═══ Data excerpts ═══

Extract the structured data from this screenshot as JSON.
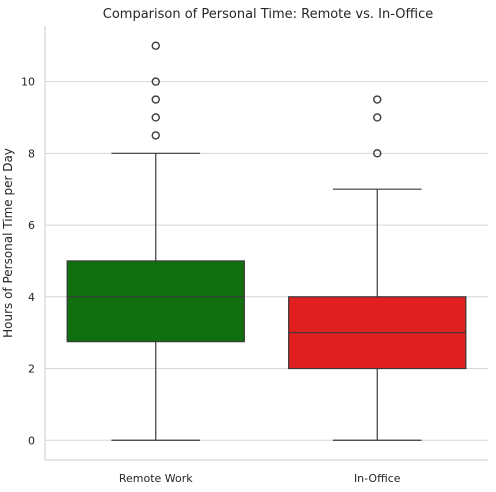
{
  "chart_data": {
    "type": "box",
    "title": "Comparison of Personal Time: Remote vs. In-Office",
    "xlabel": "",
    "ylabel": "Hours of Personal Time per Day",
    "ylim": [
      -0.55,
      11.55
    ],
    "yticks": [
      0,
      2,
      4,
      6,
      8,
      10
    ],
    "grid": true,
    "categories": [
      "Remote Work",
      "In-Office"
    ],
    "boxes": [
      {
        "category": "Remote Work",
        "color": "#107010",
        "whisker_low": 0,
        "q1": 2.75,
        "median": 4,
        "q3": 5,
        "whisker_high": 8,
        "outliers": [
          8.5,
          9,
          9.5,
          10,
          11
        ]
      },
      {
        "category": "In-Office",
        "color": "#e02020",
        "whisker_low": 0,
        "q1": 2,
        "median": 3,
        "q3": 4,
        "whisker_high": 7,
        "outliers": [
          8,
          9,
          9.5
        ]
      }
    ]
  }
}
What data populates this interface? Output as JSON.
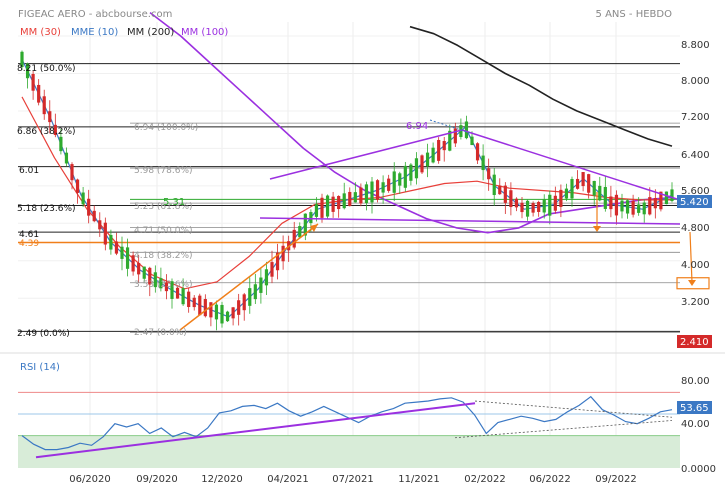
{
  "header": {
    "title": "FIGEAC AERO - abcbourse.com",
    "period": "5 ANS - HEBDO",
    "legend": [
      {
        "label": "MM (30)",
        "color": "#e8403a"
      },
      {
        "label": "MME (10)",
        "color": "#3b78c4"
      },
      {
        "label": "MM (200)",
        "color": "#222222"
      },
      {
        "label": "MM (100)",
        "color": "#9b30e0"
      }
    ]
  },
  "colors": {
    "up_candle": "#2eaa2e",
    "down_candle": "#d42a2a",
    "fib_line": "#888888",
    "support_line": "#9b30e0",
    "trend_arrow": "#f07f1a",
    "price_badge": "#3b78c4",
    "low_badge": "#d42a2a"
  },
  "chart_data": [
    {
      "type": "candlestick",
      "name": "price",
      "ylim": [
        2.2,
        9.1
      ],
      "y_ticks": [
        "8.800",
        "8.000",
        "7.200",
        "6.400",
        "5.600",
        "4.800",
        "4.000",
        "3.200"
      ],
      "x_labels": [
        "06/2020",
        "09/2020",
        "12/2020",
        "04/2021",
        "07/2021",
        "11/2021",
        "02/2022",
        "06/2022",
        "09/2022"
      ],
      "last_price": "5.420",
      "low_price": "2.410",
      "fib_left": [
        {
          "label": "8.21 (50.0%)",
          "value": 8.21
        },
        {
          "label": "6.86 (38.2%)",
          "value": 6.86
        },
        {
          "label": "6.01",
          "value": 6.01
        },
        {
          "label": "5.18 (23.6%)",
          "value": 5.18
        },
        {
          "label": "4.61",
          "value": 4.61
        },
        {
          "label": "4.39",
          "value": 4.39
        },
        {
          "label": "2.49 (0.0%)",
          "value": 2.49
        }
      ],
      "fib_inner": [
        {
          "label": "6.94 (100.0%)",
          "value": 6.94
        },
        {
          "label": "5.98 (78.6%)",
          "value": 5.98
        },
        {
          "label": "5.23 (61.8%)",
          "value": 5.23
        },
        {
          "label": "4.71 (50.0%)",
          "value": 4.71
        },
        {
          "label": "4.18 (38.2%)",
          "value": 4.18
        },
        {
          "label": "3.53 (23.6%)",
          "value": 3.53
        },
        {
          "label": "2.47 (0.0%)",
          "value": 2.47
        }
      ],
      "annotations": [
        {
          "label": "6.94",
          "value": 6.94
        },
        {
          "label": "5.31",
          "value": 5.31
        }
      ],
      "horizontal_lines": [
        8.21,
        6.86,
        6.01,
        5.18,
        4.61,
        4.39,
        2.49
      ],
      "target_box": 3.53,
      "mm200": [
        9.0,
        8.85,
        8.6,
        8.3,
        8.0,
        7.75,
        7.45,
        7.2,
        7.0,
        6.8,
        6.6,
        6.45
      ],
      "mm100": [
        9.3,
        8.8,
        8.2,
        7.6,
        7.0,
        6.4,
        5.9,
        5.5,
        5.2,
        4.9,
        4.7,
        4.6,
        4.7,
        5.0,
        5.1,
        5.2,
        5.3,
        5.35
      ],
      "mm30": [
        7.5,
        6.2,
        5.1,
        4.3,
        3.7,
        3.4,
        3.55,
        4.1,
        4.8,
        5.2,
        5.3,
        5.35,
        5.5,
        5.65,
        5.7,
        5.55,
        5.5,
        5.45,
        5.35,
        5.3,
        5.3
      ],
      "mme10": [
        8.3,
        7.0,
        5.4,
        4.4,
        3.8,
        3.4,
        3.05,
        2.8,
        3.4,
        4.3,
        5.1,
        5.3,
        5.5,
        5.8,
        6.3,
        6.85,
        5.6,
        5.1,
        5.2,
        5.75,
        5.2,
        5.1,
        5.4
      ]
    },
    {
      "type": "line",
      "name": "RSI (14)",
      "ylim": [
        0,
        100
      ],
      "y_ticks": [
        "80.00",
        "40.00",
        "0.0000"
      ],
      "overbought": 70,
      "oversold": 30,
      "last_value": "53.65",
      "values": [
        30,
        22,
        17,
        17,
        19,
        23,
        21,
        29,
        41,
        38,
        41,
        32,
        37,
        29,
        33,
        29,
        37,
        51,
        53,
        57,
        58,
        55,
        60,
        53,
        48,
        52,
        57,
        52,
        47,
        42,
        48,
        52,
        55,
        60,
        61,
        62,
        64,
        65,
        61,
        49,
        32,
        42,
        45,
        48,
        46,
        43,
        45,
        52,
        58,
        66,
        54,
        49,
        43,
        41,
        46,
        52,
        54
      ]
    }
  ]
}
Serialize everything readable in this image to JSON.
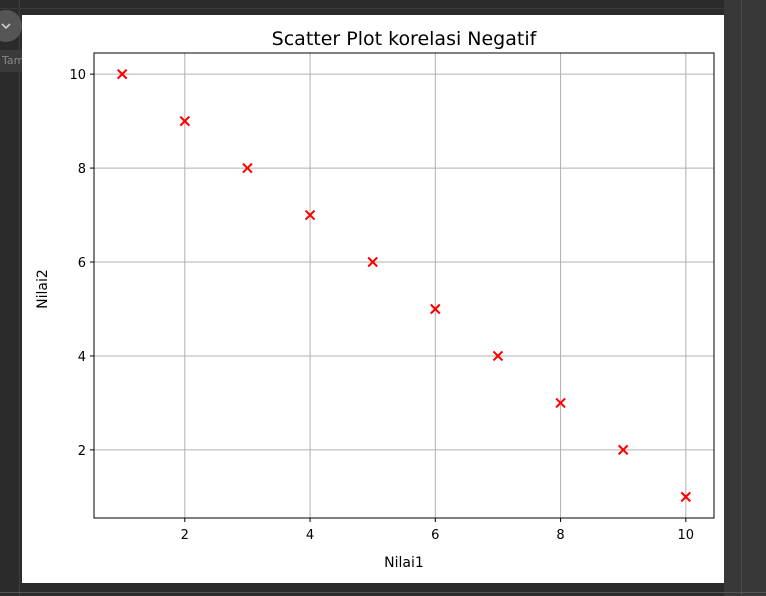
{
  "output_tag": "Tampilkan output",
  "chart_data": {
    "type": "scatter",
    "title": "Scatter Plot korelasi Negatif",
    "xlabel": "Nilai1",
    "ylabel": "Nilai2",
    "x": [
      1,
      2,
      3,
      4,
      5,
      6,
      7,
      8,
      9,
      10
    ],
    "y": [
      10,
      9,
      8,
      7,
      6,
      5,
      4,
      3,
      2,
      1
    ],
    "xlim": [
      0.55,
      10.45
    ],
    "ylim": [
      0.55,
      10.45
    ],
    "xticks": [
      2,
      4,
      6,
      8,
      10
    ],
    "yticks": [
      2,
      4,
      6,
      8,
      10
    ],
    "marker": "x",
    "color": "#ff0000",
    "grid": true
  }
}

═══

> Set task: Each record must be quoted in full and exactly. Do not include the pictures.

> Response to the exercise:
Extract the structured data from this screenshot as JSON.
{
  "chart_data": {
    "type": "box",
    "title": "Comparison of Personal Time: Remote vs. In-Office",
    "xlabel": "",
    "ylabel": "Hours of Personal Time per Day",
    "ylim": [
      -0.55,
      11.55
    ],
    "yticks": [
      0,
      2,
      4,
      6,
      8,
      10
    ],
    "grid": true,
    "categories": [
      "Remote Work",
      "In-Office"
    ],
    "boxes": [
      {
        "category": "Remote Work",
        "color": "#107010",
        "whisker_low": 0,
        "q1": 2.75,
        "median": 4,
        "q3": 5,
        "whisker_high": 8,
        "outliers": [
          8.5,
          9,
          9.5,
          10,
          11
        ]
      },
      {
        "category": "In-Office",
        "color": "#e02020",
        "whisker_low": 0,
        "q1": 2,
        "median": 3,
        "q3": 4,
        "whisker_high": 7,
        "outliers": [
          8,
          9,
          9.5
        ]
      }
    ]
  }
}
What data populates this interface? Output as JSON.
{
  "header": {
    "title": "FIGEAC AERO - abcbourse.com",
    "period": "5 ANS - HEBDO",
    "legend": [
      {
        "label": "MM (30)",
        "color": "#e8403a"
      },
      {
        "label": "MME (10)",
        "color": "#3b78c4"
      },
      {
        "label": "MM (200)",
        "color": "#222222"
      },
      {
        "label": "MM (100)",
        "color": "#9b30e0"
      }
    ]
  },
  "colors": {
    "up_candle": "#2eaa2e",
    "down_candle": "#d42a2a",
    "fib_line": "#888888",
    "support_line": "#9b30e0",
    "trend_arrow": "#f07f1a",
    "price_badge": "#3b78c4",
    "low_badge": "#d42a2a"
  },
  "chart_data": [
    {
      "type": "candlestick",
      "name": "price",
      "ylim": [
        2.2,
        9.1
      ],
      "y_ticks": [
        "8.800",
        "8.000",
        "7.200",
        "6.400",
        "5.600",
        "4.800",
        "4.000",
        "3.200"
      ],
      "x_labels": [
        "06/2020",
        "09/2020",
        "12/2020",
        "04/2021",
        "07/2021",
        "11/2021",
        "02/2022",
        "06/2022",
        "09/2022"
      ],
      "last_price": "5.420",
      "low_price": "2.410",
      "fib_left": [
        {
          "label": "8.21 (50.0%)",
          "value": 8.21
        },
        {
          "label": "6.86 (38.2%)",
          "value": 6.86
        },
        {
          "label": "6.01",
          "value": 6.01
        },
        {
          "label": "5.18 (23.6%)",
          "value": 5.18
        },
        {
          "label": "4.61",
          "value": 4.61
        },
        {
          "label": "4.39",
          "value": 4.39
        },
        {
          "label": "2.49 (0.0%)",
          "value": 2.49
        }
      ],
      "fib_inner": [
        {
          "label": "6.94 (100.0%)",
          "value": 6.94
        },
        {
          "label": "5.98 (78.6%)",
          "value": 5.98
        },
        {
          "label": "5.23 (61.8%)",
          "value": 5.23
        },
        {
          "label": "4.71 (50.0%)",
          "value": 4.71
        },
        {
          "label": "4.18 (38.2%)",
          "value": 4.18
        },
        {
          "label": "3.53 (23.6%)",
          "value": 3.53
        },
        {
          "label": "2.47 (0.0%)",
          "value": 2.47
        }
      ],
      "annotations": [
        {
          "label": "6.94",
          "value": 6.94
        },
        {
          "label": "5.31",
          "value": 5.31
        }
      ],
      "horizontal_lines": [
        8.21,
        6.86,
        6.01,
        5.18,
        4.61,
        4.39,
        2.49
      ],
      "target_box": 3.53,
      "mm200": [
        9.0,
        8.85,
        8.6,
        8.3,
        8.0,
        7.75,
        7.45,
        7.2,
        7.0,
        6.8,
        6.6,
        6.45
      ],
      "mm100": [
        9.3,
        8.8,
        8.2,
        7.6,
        7.0,
        6.4,
        5.9,
        5.5,
        5.2,
        4.9,
        4.7,
        4.6,
        4.7,
        5.0,
        5.1,
        5.2,
        5.3,
        5.35
      ],
      "mm30": [
        7.5,
        6.2,
        5.1,
        4.3,
        3.7,
        3.4,
        3.55,
        4.1,
        4.8,
        5.2,
        5.3,
        5.35,
        5.5,
        5.65,
        5.7,
        5.55,
        5.5,
        5.45,
        5.35,
        5.3,
        5.3
      ],
      "mme10": [
        8.3,
        7.0,
        5.4,
        4.4,
        3.8,
        3.4,
        3.05,
        2.8,
        3.4,
        4.3,
        5.1,
        5.3,
        5.5,
        5.8,
        6.3,
        6.85,
        5.6,
        5.1,
        5.2,
        5.75,
        5.2,
        5.1,
        5.4
      ]
    },
    {
      "type": "line",
      "name": "RSI (14)",
      "ylim": [
        0,
        100
      ],
      "y_ticks": [
        "80.00",
        "40.00",
        "0.0000"
      ],
      "overbought": 70,
      "oversold": 30,
      "last_value": "53.65",
      "values": [
        30,
        22,
        17,
        17,
        19,
        23,
        21,
        29,
        41,
        38,
        41,
        32,
        37,
        29,
        33,
        29,
        37,
        51,
        53,
        57,
        58,
        55,
        60,
        53,
        48,
        52,
        57,
        52,
        47,
        42,
        48,
        52,
        55,
        60,
        61,
        62,
        64,
        65,
        61,
        49,
        32,
        42,
        45,
        48,
        46,
        43,
        45,
        52,
        58,
        66,
        54,
        49,
        43,
        41,
        46,
        52,
        54
      ]
    }
  ]
}
Serialize everything readable in this image to JSON.
{
  "output_tag": "Tampilkan output",
  "chart_data": {
    "type": "scatter",
    "title": "Scatter Plot korelasi Negatif",
    "xlabel": "Nilai1",
    "ylabel": "Nilai2",
    "x": [
      1,
      2,
      3,
      4,
      5,
      6,
      7,
      8,
      9,
      10
    ],
    "y": [
      10,
      9,
      8,
      7,
      6,
      5,
      4,
      3,
      2,
      1
    ],
    "xlim": [
      0.55,
      10.45
    ],
    "ylim": [
      0.55,
      10.45
    ],
    "xticks": [
      2,
      4,
      6,
      8,
      10
    ],
    "yticks": [
      2,
      4,
      6,
      8,
      10
    ],
    "marker": "x",
    "color": "#ff0000",
    "grid": true
  }
}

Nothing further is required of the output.